= Exercise requirements =
[a] Translate this sentence from the Bringing Up Baby review into Spanish: "The film is technically something of a love story, but it is wisely unburdened by any sort of sentimentality or moralism."
[b] Copy out the stretch of the Bringing Up Baby review from "Bringing Up Baby is as close" through "into their madness.", substituting "tiger" for "leopard".
==== Page excerpt ====
Our next viewing was Bringing Up Baby, a screwball comedy by the ever-reliable Howard Hawks, starring Cary Grant as a mild-mannered paleontologist and Katharine Hepburn as the manic would-be heiress who stumbles ass over teakettle into his life. And of course, there is also Baby, a fully grown leopard who Hepburn insists is absolutely tame, just a sweetheart really, only you probably shouldn’t leave him alone in a room with any dogs or other small animals. Together, Grant and Hepburn ramble through a series of frequently insane and uniformly inane adventures, chasing leopards, dogs, and dinosaur bones across Hepburn’s Connecticut estate.

Bringing Up Baby is as close to a perfect comedy as you could ask for, offering a pair of delightful, distinctively stupid characters, winding them up, and letting them clash their cymbals all through a bevy of ridiculous escapades. Grant initially plays the straight man to Hepburn’s addle-brained heiress, attempting to ground her flights of fancy in order to complete his grand dinosaur skeleton and escape her life. But Hepburn’s lunacy is simply too powerful; after a half-dozen or so attempts to correct her misconceptions, he resignedly accepts that this is his life now. Together, they stumble through an unending stream of pratfalls, wordplay miscommunications, and delightfully improbable escapades, eventually drawing Hepburn’s extended family, the police department, and even a second leopard into their madness.

The film is technically something of a love story, but it is wisely unburdened by any sort of sentimentality or moralism. Bringing Up Baby soars on the unmediated power of its ludicrous gags, helped ably by Hepburn’s stunning, perpetually scene-stealing performance. Hepburn manages to turn “someone who has never experienced a real problem and is the perpetual source of everyone else’s problems” into a character worth rooting for, offering such a winning interpretation of the oddly untouchable buffoon that it is impossible not to be carried along. It is a rare “pure” comedy that earns my highest recommendation – I frankly tend to prefer a dash of sentimentalism, if only to add a human touch to a genre that often feels fundamentally superficial. Bringing Up Baby is as proudly superficial as they come, and all the stronger for it. An absolute comic masterpiece.
==== Record excerpts ====
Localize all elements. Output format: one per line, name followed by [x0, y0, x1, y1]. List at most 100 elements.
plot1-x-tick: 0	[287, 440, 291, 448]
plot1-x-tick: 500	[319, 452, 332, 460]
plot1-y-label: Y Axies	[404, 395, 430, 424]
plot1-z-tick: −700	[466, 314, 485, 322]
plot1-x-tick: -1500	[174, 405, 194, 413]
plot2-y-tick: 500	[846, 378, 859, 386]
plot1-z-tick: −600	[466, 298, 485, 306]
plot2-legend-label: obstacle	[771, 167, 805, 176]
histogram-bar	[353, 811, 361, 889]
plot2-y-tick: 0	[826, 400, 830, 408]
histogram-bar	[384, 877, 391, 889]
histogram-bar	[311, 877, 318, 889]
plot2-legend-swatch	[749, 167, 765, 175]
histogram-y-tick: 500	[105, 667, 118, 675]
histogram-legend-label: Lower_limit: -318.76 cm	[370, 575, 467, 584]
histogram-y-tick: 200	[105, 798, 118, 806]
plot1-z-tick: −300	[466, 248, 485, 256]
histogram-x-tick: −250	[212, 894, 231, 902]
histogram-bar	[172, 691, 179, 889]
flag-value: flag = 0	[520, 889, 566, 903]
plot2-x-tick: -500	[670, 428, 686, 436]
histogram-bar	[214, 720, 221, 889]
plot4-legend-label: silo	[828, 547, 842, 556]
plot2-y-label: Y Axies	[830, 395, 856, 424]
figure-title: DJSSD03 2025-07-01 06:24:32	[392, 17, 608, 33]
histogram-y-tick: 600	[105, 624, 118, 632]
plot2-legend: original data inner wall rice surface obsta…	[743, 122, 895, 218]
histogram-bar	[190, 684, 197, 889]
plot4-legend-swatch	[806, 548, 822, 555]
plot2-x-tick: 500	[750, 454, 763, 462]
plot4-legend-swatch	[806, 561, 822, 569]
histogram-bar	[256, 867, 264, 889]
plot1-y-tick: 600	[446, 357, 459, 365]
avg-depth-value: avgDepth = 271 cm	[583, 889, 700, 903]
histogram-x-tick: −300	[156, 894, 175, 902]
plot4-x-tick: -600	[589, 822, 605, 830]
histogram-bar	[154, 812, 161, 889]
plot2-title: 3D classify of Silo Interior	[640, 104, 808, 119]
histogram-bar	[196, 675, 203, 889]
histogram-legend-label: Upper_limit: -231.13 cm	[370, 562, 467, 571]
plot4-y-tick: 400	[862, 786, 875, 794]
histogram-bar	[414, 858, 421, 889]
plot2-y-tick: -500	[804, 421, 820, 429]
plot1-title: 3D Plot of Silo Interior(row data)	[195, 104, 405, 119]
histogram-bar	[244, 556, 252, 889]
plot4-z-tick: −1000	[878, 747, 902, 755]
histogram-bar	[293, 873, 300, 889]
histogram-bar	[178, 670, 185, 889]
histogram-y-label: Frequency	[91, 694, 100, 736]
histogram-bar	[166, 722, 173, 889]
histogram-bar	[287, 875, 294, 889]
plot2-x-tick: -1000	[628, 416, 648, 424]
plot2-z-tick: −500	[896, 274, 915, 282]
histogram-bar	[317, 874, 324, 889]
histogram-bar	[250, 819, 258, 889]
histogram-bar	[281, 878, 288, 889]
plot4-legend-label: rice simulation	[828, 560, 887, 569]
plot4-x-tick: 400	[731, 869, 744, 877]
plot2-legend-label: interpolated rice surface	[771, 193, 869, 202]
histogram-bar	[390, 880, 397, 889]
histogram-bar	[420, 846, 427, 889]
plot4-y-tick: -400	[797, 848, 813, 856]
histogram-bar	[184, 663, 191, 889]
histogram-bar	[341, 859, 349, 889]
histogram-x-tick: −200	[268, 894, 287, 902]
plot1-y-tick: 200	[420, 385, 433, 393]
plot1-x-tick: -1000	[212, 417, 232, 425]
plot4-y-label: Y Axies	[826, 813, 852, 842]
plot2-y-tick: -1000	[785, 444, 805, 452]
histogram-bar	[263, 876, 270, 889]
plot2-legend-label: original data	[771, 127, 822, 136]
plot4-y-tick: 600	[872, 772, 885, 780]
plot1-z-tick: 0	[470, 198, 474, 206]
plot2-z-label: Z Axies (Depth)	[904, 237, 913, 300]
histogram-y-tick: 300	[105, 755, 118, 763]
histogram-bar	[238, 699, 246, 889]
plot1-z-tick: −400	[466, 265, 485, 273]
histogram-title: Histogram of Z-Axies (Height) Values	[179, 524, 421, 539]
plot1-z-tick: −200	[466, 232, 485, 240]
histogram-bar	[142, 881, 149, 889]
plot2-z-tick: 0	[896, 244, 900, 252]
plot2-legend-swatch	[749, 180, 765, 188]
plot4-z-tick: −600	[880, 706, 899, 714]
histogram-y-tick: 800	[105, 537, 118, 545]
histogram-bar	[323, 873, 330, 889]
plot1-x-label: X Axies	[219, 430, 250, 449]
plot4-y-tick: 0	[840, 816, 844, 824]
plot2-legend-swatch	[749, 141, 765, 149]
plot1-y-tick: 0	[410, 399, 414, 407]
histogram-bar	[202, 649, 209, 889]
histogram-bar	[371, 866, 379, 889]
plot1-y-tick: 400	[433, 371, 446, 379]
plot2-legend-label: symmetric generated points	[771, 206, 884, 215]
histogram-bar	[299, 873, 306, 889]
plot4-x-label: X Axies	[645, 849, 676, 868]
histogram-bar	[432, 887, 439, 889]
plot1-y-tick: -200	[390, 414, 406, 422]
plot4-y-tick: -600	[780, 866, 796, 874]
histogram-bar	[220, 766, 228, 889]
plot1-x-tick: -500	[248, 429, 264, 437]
====
= Solutions to each task =
[a] Técnicamente, la película es una especie de historia de amor, pero sabiamente está libre de cualquier tipo de sentimentalismo o moralismo.

[b]
Bringing Up Baby is as close to a perfect comedy as you could ask for, offering a pair of delightful, distinctively stupid characters, winding them up, and letting them clash their cymbals all through a bevy of ridiculous escapades. Grant initially plays the straight man to Hepburn’s addle-brained heiress, attempting to ground her flights of fancy in order to complete his grand dinosaur skeleton and escape her life. But Hepburn’s lunacy is simply too powerful; after a half-dozen or so attempts to correct her misconceptions, he resignedly accepts that this is his life now. Together, they stumble through an unending stream of pratfalls, wordplay miscommunications, and delightfully improbable escapades, eventually drawing Hepburn’s extended family, the police department, and even a second tiger into their madness.